Exercise details => Extract each line from the entries below that has the string "理论分析与研究假说" in it.
:: Records shown
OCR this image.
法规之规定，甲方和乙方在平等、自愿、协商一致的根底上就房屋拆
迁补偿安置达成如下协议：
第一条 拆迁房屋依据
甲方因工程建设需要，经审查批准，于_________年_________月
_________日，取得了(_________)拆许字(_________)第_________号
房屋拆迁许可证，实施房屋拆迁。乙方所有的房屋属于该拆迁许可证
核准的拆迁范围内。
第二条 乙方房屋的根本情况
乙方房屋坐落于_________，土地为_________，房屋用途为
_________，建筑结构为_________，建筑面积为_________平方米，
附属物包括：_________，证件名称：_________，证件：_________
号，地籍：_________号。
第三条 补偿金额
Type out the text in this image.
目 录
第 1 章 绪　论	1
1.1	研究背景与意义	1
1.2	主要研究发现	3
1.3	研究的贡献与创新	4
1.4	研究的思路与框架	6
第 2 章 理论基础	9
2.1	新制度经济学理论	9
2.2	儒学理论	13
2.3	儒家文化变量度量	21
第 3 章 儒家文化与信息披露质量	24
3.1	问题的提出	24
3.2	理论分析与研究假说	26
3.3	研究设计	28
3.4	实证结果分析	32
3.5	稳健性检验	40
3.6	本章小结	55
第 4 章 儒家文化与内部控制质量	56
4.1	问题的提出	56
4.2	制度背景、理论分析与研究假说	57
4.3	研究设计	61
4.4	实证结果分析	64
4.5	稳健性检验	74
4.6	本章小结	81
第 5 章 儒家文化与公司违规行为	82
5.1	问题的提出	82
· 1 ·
::::
Task solution =>
3.2	理论分析与研究假说	26
4.2	制度背景、理论分析与研究假说	57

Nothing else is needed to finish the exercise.